• _Objective_: Write out all of the material below again, substituting "x-axis-label" for every "x-tick-label" and changing nothing else. Leave the pictures out.

• _Records for this task_:
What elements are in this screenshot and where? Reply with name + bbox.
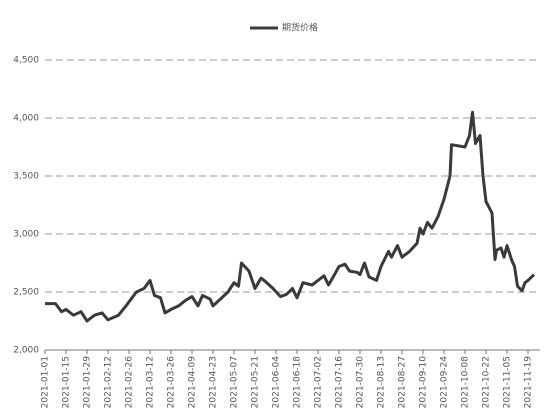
x-tick-label: 2021-03-12 [146,356,156,408]
x-tick-label: 2021-01-15 [62,356,72,408]
x-tick-label: 2021-01-29 [83,356,93,409]
y-tick-label: 2,000 [13,346,39,356]
y-tick-label: 2,500 [13,288,39,298]
x-tick-label: 2021-07-02 [314,356,324,408]
x-tick-label: 2021-01-01 [41,356,51,408]
x-tick-label: 2021-08-13 [377,356,387,408]
x-tick-label: 2021-07-30 [356,356,366,409]
legend-label: 期货价格 [282,22,318,34]
x-tick-label: 2021-06-18 [293,356,303,409]
x-tick-label: 2021-10-08 [461,356,471,409]
x-tick-label: 2021-02-26 [125,356,135,409]
y-tick-label: 3,000 [13,230,39,240]
x-tick-label: 2021-06-04 [272,356,282,409]
x-tick-label: 2021-02-12 [104,356,114,408]
y-tick-label: 4,000 [13,114,39,124]
x-tick-label: 2021-09-10 [419,356,429,409]
x-tick-label: 2021-11-05 [503,356,513,408]
x-tick-label: 2021-05-07 [230,356,240,408]
x-tick-label: 2021-08-27 [398,356,408,408]
y-tick-label: 4,500 [13,56,39,66]
series-line [45,110,536,323]
x-tick-label: 2021-03-26 [167,356,177,409]
x-tick-label: 2021-05-21 [251,356,261,408]
x-tick-label: 2021-04-23 [209,356,219,408]
x-tick-label: 2021-11-19 [524,356,534,409]
x-tick-label: 2021-10-22 [482,356,492,408]
x-tick-label: 2021-07-16 [335,356,345,409]
x-tick-label: 2021-09-24 [440,356,450,409]
x-tick-label: 2021-04-09 [188,356,198,409]
y-tick-label: 3,500 [13,172,39,182]
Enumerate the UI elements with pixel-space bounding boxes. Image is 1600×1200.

• _The reply_:
What elements are in this screenshot and where? Reply with name + bbox.
x-axis-label: 2021-03-12 [146,356,156,408]
x-axis-label: 2021-01-15 [62,356,72,408]
x-axis-label: 2021-01-29 [83,356,93,409]
y-tick-label: 2,000 [13,346,39,356]
y-tick-label: 2,500 [13,288,39,298]
x-axis-label: 2021-07-02 [314,356,324,408]
x-axis-label: 2021-01-01 [41,356,51,408]
x-axis-label: 2021-08-13 [377,356,387,408]
x-axis-label: 2021-07-30 [356,356,366,409]
legend-label: 期货价格 [282,22,318,34]
x-axis-label: 2021-06-18 [293,356,303,409]
x-axis-label: 2021-10-08 [461,356,471,409]
x-axis-label: 2021-02-26 [125,356,135,409]
y-tick-label: 3,000 [13,230,39,240]
x-axis-label: 2021-06-04 [272,356,282,409]
x-axis-label: 2021-02-12 [104,356,114,408]
y-tick-label: 4,000 [13,114,39,124]
x-axis-label: 2021-09-10 [419,356,429,409]
x-axis-label: 2021-11-05 [503,356,513,408]
x-axis-label: 2021-05-07 [230,356,240,408]
x-axis-label: 2021-08-27 [398,356,408,408]
y-tick-label: 4,500 [13,56,39,66]
series-line [45,110,536,323]
x-axis-label: 2021-03-26 [167,356,177,409]
x-axis-label: 2021-05-21 [251,356,261,408]
x-axis-label: 2021-04-23 [209,356,219,408]
x-axis-label: 2021-11-19 [524,356,534,409]
x-axis-label: 2021-10-22 [482,356,492,408]
x-axis-label: 2021-07-16 [335,356,345,409]
x-axis-label: 2021-09-24 [440,356,450,409]
x-axis-label: 2021-04-09 [188,356,198,409]
y-tick-label: 3,500 [13,172,39,182]
Enumerate the UI elements with pixel-space bounding boxes. Image is 1600×1200.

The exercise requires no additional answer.